## WHAT IS EXPECTED:
Omit the pictures, then reproduce every remaining record exactly.

## LISTED ENTRIES:
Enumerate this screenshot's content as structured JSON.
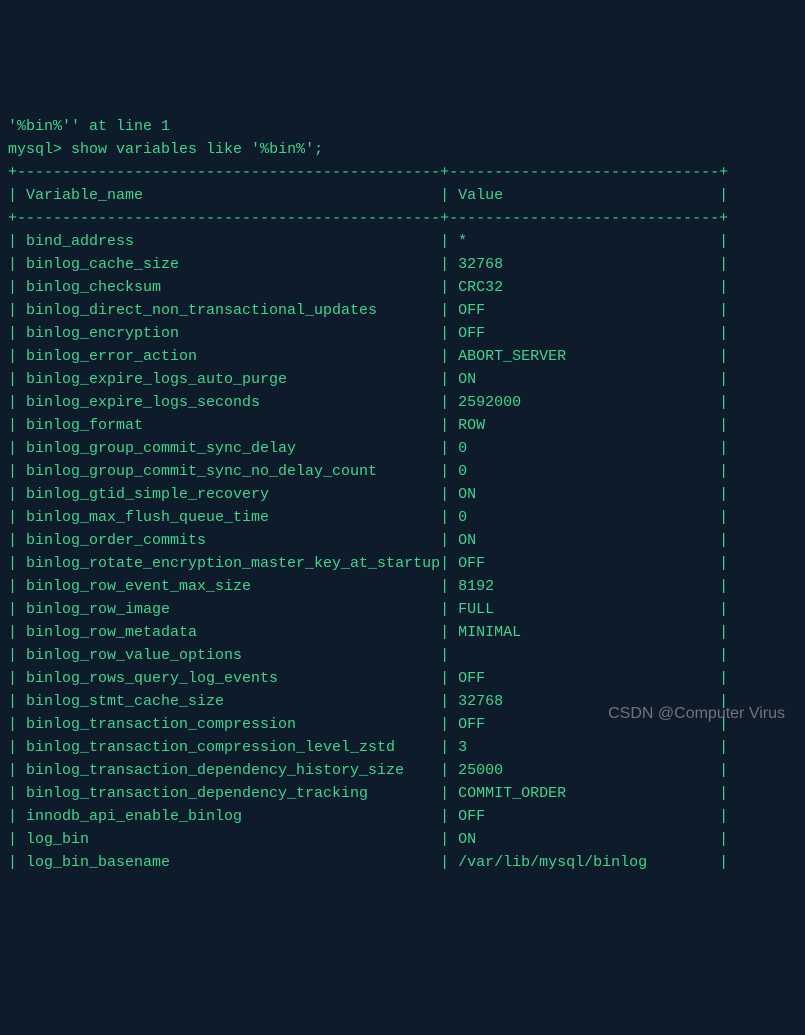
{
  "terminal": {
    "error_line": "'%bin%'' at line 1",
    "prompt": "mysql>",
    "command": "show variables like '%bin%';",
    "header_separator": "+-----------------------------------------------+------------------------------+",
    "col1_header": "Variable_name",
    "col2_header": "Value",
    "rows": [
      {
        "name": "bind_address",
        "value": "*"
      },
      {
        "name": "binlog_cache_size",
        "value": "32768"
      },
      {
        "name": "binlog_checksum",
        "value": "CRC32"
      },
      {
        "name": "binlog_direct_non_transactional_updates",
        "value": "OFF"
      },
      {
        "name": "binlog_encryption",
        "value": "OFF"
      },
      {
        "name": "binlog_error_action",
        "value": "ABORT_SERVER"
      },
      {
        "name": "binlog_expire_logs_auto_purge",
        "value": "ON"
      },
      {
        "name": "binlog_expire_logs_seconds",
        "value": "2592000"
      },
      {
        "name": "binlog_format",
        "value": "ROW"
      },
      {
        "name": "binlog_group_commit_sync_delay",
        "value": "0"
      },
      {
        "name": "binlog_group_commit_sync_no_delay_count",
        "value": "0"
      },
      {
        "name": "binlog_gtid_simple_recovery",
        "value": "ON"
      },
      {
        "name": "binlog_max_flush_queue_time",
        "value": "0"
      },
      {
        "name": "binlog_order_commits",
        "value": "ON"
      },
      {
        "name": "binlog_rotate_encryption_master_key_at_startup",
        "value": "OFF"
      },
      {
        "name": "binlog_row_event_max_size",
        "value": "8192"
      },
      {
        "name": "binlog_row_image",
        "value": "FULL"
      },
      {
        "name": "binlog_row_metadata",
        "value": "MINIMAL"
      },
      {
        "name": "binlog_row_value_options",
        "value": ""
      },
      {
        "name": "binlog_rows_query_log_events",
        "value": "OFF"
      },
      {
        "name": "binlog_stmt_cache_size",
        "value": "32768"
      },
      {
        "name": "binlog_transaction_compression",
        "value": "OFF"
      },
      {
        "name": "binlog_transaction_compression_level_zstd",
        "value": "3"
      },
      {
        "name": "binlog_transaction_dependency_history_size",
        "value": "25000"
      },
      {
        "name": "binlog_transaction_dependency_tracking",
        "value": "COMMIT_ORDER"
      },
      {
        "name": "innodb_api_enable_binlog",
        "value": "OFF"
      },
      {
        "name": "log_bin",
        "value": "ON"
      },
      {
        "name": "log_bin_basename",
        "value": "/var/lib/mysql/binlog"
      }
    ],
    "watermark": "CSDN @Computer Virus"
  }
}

## COMPLETED TASK:
Enumerate this screenshot's content as structured JSON.
{
  "terminal": {
    "error_line": "'%bin%'' at line 1",
    "prompt": "mysql>",
    "command": "show variables like '%bin%';",
    "header_separator": "+-----------------------------------------------+------------------------------+",
    "col1_header": "Variable_name",
    "col2_header": "Value",
    "rows": [
      {
        "name": "bind_address",
        "value": "*"
      },
      {
        "name": "binlog_cache_size",
        "value": "32768"
      },
      {
        "name": "binlog_checksum",
        "value": "CRC32"
      },
      {
        "name": "binlog_direct_non_transactional_updates",
        "value": "OFF"
      },
      {
        "name": "binlog_encryption",
        "value": "OFF"
      },
      {
        "name": "binlog_error_action",
        "value": "ABORT_SERVER"
      },
      {
        "name": "binlog_expire_logs_auto_purge",
        "value": "ON"
      },
      {
        "name": "binlog_expire_logs_seconds",
        "value": "2592000"
      },
      {
        "name": "binlog_format",
        "value": "ROW"
      },
      {
        "name": "binlog_group_commit_sync_delay",
        "value": "0"
      },
      {
        "name": "binlog_group_commit_sync_no_delay_count",
        "value": "0"
      },
      {
        "name": "binlog_gtid_simple_recovery",
        "value": "ON"
      },
      {
        "name": "binlog_max_flush_queue_time",
        "value": "0"
      },
      {
        "name": "binlog_order_commits",
        "value": "ON"
      },
      {
        "name": "binlog_rotate_encryption_master_key_at_startup",
        "value": "OFF"
      },
      {
        "name": "binlog_row_event_max_size",
        "value": "8192"
      },
      {
        "name": "binlog_row_image",
        "value": "FULL"
      },
      {
        "name": "binlog_row_metadata",
        "value": "MINIMAL"
      },
      {
        "name": "binlog_row_value_options",
        "value": ""
      },
      {
        "name": "binlog_rows_query_log_events",
        "value": "OFF"
      },
      {
        "name": "binlog_stmt_cache_size",
        "value": "32768"
      },
      {
        "name": "binlog_transaction_compression",
        "value": "OFF"
      },
      {
        "name": "binlog_transaction_compression_level_zstd",
        "value": "3"
      },
      {
        "name": "binlog_transaction_dependency_history_size",
        "value": "25000"
      },
      {
        "name": "binlog_transaction_dependency_tracking",
        "value": "COMMIT_ORDER"
      },
      {
        "name": "innodb_api_enable_binlog",
        "value": "OFF"
      },
      {
        "name": "log_bin",
        "value": "ON"
      },
      {
        "name": "log_bin_basename",
        "value": "/var/lib/mysql/binlog"
      }
    ],
    "watermark": "CSDN @Computer Virus"
  }
}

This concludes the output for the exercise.